Check your understanding
1. Say whether each statement below agrees with the article on Kate Bedingfield's departure. Answer each with yes or no and quote the words of the article that decide it.
(a) Ms. Bedingfield is leaving to spend more time with her family.
(b) Jen Psaki left the press secretary job for an on-air role at CNN.
(c) Cedric Richmond left the White House in June.
2. From the article on Kate Bedingfield's departure, reproduce word for word the part that opens with the words containing "WASHINGTON — Kate" and closes with "position remained unclear.".

Given passage
---+---
WASHINGTON — Kate Bedingfield, the White House communications director, will step down from her position this summer, marking the latest departure of a senior adviser from the Biden administration.
Ms. Bedingfield, a longtime aide to President Biden who helped shape the messaging strategy for his campaign and during his presidency, is leaving to spend more time with her family, White House aides said on Wednesday. She is expected to assist the White House from outside the administration, although her next position remained unclear.
Ron Klain, the president’s chief of staff, credited Ms. Bedingfield with helping Mr. Biden win the 2020 election, pass the coronavirus stimulus and infrastructure packages, and secure the Supreme Court nomination of Justice Ketanji Brown Jackson.
“She has played a huge role in everything the president has achieved — from his second term as vice president, through the campaign and since coming to the White House,” Mr. Klain said in a statement. “Her strategic acumen, intense devotion to the president’s agenda and fierce work on his behalf are unmatched. She will continue to remain a critical player in moving the Biden agenda forward from the outside.”
It is the latest departure from a White House communications apparatus that has faced growing criticism from members of the president’s own party. Democrats have in recent weeks pressed Mr. Biden for a more forceful and consistent message in response to multiple mass shootings, the Supreme Court’s ruling to eliminate the federal right to abortion and record-high inflation.
The news of Ms. Bedingfield’s departure comes just weeks after Jen Psaki left her job as the White House press secretary for an on-air role at MSNBC. A number of more junior press aides have also exited in recent weeks, as well as some higher-ranking staff members. Cedric Richmond, a former senior adviser, left the White House in May for a similar role at the Democratic National Committee. Jeffrey D. Zients, the White House Covid czar, also departed the administration this year.
---+---
Information provided
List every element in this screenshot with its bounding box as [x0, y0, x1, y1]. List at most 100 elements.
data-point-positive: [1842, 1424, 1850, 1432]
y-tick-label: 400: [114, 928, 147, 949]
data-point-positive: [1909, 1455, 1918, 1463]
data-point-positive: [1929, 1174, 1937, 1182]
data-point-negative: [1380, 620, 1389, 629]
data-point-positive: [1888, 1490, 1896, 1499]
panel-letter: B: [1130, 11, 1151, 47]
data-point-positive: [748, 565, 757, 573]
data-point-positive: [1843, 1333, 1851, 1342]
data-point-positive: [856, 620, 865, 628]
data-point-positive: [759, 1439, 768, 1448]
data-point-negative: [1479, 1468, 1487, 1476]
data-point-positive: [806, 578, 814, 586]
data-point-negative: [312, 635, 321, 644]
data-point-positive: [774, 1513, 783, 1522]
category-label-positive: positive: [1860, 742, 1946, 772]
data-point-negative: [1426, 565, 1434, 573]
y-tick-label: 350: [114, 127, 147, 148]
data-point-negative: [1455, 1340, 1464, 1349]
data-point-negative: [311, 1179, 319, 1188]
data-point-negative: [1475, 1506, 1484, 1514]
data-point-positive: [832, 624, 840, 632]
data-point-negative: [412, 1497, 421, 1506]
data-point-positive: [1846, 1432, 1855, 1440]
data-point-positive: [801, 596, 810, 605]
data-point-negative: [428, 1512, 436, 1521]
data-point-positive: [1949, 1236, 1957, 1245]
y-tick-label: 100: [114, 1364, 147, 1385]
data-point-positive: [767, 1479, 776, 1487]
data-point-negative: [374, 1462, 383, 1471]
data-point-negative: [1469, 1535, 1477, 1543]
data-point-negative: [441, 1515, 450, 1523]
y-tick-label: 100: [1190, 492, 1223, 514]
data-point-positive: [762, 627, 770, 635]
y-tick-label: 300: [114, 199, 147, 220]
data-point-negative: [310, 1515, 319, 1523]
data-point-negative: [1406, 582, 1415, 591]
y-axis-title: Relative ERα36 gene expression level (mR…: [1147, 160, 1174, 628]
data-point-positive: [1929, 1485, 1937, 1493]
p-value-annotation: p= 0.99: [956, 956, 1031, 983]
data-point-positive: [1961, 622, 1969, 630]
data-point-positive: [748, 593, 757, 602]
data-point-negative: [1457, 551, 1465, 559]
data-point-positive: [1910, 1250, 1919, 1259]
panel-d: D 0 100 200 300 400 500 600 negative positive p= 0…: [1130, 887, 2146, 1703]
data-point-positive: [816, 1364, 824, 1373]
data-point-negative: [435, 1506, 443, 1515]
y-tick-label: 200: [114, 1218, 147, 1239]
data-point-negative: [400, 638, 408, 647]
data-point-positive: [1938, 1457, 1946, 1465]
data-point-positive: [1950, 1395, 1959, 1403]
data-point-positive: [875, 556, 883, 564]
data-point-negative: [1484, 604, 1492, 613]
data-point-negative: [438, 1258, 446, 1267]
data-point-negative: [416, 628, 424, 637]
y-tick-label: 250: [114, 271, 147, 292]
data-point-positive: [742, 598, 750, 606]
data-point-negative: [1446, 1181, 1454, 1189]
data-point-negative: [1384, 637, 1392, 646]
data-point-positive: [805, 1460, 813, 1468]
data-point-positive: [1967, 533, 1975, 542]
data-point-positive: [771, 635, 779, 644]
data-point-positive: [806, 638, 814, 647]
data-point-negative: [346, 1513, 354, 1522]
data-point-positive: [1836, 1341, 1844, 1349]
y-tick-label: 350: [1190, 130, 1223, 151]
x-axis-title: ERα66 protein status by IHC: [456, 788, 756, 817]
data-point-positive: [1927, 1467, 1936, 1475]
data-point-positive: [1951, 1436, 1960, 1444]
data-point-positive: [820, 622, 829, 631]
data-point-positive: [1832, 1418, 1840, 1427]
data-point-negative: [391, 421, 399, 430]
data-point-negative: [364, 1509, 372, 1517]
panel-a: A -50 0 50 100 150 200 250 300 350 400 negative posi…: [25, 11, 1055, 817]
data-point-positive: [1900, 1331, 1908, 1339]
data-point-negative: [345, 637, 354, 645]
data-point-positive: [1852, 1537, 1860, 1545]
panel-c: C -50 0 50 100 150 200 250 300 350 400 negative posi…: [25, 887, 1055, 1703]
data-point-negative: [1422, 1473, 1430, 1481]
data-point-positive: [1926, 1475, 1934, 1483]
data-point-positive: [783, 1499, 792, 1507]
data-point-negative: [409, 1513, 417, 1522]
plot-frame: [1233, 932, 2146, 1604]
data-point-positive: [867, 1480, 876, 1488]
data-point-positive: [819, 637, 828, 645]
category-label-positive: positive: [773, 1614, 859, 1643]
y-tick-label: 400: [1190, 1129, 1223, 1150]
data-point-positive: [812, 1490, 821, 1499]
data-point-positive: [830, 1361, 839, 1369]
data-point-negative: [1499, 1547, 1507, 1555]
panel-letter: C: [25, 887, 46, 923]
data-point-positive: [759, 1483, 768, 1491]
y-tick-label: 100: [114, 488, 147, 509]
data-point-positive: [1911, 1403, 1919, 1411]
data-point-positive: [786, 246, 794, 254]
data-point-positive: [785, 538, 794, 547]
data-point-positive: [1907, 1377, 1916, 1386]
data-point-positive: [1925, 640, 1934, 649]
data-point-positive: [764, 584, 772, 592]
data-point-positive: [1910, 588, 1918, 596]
---+---
Responses by task
1.
(a) Yes: "is leaving to spend more time with her family"
(b) No: "for an on-air role at MSNBC"
(c) No: "left the White House in May"

2.
WASHINGTON — Kate Bedingfield, the White House communications director, will step down from her position this summer, marking the latest departure of a senior adviser from the Biden administration.
Ms. Bedingfield, a longtime aide to President Biden who helped shape the messaging strategy for his campaign and during his presidency, is leaving to spend more time with her family, White House aides said on Wednesday. She is expected to assist the White House from outside the administration, although her next position remained unclear.